- What to work on -
Of the lines in the records that follow, how many include the word "third"? Answer with a bare number.

- The records -
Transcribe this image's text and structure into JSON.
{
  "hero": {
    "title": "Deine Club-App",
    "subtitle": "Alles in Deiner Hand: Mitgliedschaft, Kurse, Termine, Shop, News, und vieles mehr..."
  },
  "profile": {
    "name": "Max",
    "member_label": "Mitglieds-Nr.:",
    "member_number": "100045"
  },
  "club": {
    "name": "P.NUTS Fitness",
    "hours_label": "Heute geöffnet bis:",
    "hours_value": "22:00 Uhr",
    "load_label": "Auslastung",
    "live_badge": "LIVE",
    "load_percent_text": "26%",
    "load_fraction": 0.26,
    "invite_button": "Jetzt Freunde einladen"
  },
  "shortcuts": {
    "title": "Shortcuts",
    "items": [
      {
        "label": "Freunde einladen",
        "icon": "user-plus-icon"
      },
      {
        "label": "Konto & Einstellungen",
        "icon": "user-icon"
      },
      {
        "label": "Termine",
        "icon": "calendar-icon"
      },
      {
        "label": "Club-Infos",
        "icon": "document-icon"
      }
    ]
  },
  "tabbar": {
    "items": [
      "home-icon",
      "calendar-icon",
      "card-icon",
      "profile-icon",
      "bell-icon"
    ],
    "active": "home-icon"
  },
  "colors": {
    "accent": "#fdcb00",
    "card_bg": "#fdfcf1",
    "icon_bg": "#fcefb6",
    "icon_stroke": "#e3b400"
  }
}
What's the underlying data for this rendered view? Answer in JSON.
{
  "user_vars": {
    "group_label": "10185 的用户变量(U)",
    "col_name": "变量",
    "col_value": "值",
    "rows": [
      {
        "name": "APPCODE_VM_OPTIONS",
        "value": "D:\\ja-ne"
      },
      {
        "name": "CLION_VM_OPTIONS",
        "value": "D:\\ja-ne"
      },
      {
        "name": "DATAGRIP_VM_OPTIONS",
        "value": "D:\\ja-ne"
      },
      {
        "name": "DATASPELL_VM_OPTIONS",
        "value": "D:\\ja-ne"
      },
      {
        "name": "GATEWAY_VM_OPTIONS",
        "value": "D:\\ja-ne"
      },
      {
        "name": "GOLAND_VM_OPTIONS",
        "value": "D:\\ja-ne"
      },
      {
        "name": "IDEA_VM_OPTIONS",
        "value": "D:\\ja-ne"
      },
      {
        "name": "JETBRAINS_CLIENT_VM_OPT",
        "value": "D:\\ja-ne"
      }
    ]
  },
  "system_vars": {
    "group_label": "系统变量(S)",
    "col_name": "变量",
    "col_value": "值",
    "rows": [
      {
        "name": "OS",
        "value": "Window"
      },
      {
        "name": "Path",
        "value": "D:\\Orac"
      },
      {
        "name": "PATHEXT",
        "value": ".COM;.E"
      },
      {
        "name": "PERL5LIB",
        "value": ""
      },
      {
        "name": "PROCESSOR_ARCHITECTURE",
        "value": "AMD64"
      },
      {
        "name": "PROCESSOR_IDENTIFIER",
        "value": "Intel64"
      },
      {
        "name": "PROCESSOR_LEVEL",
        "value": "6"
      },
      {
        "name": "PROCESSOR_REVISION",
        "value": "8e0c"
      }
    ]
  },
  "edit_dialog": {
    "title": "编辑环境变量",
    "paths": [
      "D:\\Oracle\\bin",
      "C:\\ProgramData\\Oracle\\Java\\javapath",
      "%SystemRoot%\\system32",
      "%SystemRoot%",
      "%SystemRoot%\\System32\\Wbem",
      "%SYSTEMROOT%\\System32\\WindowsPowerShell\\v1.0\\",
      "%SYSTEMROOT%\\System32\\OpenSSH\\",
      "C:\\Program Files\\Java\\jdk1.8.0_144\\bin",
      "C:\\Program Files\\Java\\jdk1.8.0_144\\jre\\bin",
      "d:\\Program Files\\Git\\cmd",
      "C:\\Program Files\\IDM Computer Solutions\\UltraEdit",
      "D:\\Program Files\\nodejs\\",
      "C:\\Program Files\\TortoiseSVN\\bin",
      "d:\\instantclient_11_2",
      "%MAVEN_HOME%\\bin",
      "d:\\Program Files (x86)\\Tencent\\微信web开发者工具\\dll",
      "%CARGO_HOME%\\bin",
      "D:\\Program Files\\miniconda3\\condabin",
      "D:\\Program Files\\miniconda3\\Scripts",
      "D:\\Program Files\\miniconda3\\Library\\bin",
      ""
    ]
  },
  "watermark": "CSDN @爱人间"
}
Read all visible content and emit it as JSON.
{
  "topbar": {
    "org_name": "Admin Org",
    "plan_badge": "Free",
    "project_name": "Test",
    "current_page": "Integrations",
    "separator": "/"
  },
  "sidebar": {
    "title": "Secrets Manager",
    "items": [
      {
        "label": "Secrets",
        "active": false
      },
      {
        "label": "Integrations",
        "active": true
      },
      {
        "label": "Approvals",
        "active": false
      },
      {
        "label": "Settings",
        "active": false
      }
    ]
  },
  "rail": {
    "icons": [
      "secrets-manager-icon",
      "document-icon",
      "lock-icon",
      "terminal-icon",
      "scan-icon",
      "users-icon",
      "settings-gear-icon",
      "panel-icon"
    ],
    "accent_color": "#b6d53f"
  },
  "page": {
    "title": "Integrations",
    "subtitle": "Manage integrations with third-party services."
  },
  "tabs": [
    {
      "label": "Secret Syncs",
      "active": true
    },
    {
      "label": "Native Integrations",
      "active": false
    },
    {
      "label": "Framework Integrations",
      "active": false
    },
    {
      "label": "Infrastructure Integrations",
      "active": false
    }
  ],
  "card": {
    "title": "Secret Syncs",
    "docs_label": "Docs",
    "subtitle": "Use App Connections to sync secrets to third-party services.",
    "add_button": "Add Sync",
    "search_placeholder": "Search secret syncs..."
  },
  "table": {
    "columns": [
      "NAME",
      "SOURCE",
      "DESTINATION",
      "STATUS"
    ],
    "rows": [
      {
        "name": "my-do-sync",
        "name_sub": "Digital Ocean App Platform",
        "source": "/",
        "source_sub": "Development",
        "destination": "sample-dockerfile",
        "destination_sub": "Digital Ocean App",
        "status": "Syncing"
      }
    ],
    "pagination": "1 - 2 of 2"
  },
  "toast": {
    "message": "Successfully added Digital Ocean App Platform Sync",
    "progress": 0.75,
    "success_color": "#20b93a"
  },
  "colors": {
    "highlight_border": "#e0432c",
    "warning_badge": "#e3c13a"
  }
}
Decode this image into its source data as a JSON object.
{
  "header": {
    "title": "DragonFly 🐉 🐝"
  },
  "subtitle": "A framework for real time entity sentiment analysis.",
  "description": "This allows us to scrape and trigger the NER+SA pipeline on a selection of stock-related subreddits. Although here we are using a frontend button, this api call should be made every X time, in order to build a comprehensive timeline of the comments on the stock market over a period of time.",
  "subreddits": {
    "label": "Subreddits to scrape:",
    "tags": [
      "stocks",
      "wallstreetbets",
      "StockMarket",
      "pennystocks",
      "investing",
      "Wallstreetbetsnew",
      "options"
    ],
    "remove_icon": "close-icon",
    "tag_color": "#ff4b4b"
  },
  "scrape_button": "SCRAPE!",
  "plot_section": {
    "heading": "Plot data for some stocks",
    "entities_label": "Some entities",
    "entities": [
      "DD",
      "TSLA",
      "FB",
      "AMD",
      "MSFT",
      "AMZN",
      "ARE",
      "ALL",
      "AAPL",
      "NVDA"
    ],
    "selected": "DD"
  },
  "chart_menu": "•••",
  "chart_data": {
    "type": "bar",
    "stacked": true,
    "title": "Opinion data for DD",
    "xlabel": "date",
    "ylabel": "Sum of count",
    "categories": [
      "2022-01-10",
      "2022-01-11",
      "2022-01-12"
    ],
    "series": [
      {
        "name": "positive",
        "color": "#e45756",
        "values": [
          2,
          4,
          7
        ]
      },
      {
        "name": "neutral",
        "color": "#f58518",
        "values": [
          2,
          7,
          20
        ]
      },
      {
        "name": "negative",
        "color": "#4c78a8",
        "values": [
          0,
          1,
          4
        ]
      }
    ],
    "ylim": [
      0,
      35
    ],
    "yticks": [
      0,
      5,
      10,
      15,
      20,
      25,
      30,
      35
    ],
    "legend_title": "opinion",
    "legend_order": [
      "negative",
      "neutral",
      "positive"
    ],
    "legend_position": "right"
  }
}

- In response -
2